● **Materials provided**
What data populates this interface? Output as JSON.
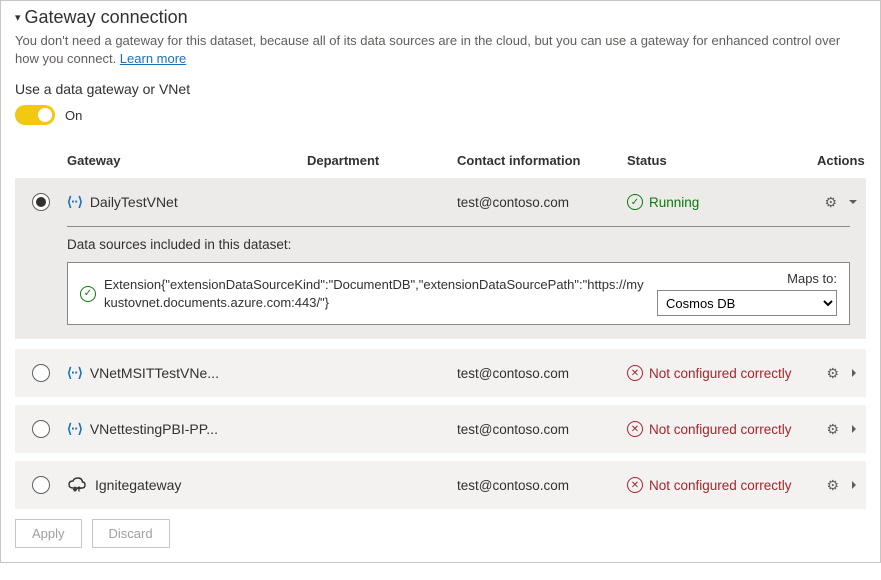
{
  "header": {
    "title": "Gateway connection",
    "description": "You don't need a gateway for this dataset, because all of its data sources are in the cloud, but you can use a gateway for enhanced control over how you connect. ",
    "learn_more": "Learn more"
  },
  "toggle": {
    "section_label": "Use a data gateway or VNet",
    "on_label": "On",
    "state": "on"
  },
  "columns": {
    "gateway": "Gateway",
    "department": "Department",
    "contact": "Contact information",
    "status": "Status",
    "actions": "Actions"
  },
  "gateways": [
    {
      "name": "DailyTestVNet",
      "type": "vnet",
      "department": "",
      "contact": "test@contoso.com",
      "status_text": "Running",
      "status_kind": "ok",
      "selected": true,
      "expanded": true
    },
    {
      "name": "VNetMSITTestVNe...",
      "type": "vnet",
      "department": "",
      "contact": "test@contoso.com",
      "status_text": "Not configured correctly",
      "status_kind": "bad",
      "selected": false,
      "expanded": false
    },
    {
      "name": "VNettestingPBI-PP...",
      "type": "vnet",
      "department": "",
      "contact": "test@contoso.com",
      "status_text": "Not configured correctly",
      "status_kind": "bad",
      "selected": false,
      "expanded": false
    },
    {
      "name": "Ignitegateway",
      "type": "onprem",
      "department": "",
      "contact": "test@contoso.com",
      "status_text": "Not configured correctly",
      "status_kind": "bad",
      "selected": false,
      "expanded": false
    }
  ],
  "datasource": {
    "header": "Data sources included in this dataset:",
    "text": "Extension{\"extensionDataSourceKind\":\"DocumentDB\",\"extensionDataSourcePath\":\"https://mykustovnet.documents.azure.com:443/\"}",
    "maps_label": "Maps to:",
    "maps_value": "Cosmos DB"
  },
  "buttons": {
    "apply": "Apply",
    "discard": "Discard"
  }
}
* * *
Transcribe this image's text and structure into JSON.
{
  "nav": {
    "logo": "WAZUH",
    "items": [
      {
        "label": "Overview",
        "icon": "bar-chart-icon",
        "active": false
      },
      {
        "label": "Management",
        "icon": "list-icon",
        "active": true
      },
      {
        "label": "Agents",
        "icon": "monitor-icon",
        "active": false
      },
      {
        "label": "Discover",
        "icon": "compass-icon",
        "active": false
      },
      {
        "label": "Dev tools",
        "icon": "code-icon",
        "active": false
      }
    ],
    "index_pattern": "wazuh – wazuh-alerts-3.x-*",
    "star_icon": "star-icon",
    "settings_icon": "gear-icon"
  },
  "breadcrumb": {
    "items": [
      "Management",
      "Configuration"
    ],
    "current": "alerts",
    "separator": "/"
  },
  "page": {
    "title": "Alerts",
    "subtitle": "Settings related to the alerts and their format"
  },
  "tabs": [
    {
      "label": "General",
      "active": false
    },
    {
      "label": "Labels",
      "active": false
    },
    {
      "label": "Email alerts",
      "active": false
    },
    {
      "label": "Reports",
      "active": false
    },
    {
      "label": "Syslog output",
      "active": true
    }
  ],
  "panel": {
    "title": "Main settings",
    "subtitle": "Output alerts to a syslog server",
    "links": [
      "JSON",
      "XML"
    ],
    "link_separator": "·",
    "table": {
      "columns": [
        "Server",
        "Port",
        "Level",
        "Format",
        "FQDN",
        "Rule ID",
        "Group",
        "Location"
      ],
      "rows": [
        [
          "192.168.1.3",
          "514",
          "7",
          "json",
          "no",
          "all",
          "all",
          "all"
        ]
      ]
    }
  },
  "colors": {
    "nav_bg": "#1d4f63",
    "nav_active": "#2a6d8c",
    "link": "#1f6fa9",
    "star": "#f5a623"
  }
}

● **Work instructions**
In the entries above, find each line with the word "dataset" and show it.

● **Full solution**
    "description": "You don't need a gateway for this dataset, because all of its data sources are in the cloud, but you can use a gateway for enhanced control over how you connect. ",
    "header": "Data sources included in this dataset:",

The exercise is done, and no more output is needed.